* _Extract to read_
******

  6. I wasn’t quite old enough to have well-defined opinions–only 12 when he was elected and 15 when he was shot. I do remember the fear during the missile crisis. But somehow I just remained immune to the whole Camelot deal that became conventional wisdom in the following years. I’ll definitely read that Hitchens piece. I mean, he wasn’t always wrong.

  7. Marianne

    Another old JFK memory just popped into my head. Sometime around 1983 or so, I did some volunteer work teaching English to new immigrants to the U.S. from what was then Czechoslovakia, which was still under Soviet rule. Once I said something a bit disparaging about JFK during a lesson and one of the immigrants, a middle-aged man, jumped all over me, saying Kennedy was a wonderful, great man and that I should be ashamed of myself for insinuating he might be anything less than that. It really hit me then that JFK had given tremendous hope to those in Soviet-dominated lands.
    Long-winded way of saying charisma is a strange and mysterious thing that can bring both good and bad results, and that it places great burdens on those who have it, in that the pressure on their sense of equilibrium is a mighty constant they have to battle.

  8. Anne-Marie

    My background and childhood were very similar to Caitlin Flanagan’s, so I’m always interested by the similarities and differences in our outlooks. This is one area where we differ wildly. JFK never hooked me as he did Flanagan. Those pictures, for the sake of which she will overlook his betrayals, are to me just a sign that his betrayals were worse than we’d realized.
    As my philosopher husband is fond of saying, one man’s modus ponens is another man’s modus tollens.

  9. Scratching my head a bit over the logic. But if I just take the Latin as-is, I understand.
******
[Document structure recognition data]
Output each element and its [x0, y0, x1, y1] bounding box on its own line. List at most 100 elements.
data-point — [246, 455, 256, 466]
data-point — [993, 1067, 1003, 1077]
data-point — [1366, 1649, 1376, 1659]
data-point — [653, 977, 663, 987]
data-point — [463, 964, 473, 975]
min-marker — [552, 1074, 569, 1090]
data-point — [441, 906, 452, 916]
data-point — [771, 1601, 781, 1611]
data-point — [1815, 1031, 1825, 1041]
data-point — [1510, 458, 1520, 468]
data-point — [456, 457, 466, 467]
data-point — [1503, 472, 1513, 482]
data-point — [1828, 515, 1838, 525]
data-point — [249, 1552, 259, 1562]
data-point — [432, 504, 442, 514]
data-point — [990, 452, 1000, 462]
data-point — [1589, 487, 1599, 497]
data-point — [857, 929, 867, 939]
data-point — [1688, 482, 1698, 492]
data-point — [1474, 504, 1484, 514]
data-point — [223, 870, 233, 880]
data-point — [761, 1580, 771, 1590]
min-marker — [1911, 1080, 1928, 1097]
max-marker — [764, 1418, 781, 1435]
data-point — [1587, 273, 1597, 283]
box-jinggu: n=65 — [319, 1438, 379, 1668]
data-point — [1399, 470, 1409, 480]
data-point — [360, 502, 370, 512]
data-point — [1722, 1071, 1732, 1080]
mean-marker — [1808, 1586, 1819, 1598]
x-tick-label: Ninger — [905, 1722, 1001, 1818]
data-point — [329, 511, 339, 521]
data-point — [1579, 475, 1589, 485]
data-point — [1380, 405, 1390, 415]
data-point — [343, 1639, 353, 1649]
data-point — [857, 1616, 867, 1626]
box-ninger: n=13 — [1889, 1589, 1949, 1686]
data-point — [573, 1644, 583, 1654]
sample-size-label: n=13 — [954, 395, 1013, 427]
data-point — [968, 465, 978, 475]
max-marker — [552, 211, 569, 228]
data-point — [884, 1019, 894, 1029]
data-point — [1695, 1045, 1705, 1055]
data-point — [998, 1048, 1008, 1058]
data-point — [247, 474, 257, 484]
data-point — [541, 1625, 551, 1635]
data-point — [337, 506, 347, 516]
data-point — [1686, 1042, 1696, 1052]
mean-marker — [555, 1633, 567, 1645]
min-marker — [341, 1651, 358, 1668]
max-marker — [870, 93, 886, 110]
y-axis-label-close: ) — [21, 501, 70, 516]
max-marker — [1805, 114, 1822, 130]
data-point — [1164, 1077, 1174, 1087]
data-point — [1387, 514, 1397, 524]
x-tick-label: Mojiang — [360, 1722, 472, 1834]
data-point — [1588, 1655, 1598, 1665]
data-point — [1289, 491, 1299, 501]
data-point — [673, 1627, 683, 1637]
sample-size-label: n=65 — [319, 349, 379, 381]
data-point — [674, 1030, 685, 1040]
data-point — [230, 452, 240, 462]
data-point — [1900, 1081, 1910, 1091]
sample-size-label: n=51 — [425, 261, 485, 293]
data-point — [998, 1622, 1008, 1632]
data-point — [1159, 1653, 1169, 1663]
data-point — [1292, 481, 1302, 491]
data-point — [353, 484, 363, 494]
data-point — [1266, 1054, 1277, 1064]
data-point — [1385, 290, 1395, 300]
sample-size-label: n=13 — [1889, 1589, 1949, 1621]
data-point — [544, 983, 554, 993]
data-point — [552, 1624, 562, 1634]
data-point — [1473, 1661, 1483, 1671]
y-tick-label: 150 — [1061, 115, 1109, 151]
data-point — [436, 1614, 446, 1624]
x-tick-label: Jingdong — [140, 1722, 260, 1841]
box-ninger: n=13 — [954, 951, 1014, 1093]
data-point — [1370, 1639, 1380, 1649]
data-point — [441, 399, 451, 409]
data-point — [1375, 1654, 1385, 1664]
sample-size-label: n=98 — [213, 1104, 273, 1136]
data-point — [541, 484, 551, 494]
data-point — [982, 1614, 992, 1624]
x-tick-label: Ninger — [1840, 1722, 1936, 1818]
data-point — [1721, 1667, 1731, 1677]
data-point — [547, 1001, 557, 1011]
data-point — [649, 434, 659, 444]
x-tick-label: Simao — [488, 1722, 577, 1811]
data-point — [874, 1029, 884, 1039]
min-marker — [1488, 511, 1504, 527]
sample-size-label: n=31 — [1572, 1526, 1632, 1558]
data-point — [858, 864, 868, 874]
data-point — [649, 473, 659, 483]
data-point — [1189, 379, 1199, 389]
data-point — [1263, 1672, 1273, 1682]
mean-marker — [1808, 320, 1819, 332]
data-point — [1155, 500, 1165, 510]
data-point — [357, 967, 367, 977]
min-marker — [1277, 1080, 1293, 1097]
******
* _Tasks_
1. From the comments about JFK, copy the passage starting with "My background and" and going on through "man’s modus tollens.".
2. Translate this sentence from the comments about JFK into Spanish: "JFK never hooked me as he did Flanagan."
3. According to the comments about JFK, where had the immigrants in the English lessons come from?

* _Written answers_
1.
My background and childhood were very similar to Caitlin Flanagan’s, so I’m always interested by the similarities and differences in our outlooks. This is one area where we differ wildly. JFK never hooked me as he did Flanagan. Those pictures, for the sake of which she will overlook his betrayals, are to me just a sign that his betrayals were worse than we’d realized.
    As my philosopher husband is fond of saying, one man’s modus ponens is another man’s modus tollens.

2. JFK nunca me cautivó como a Flanagan.

3. From what was then Czechoslovakia, which was still under Soviet rule.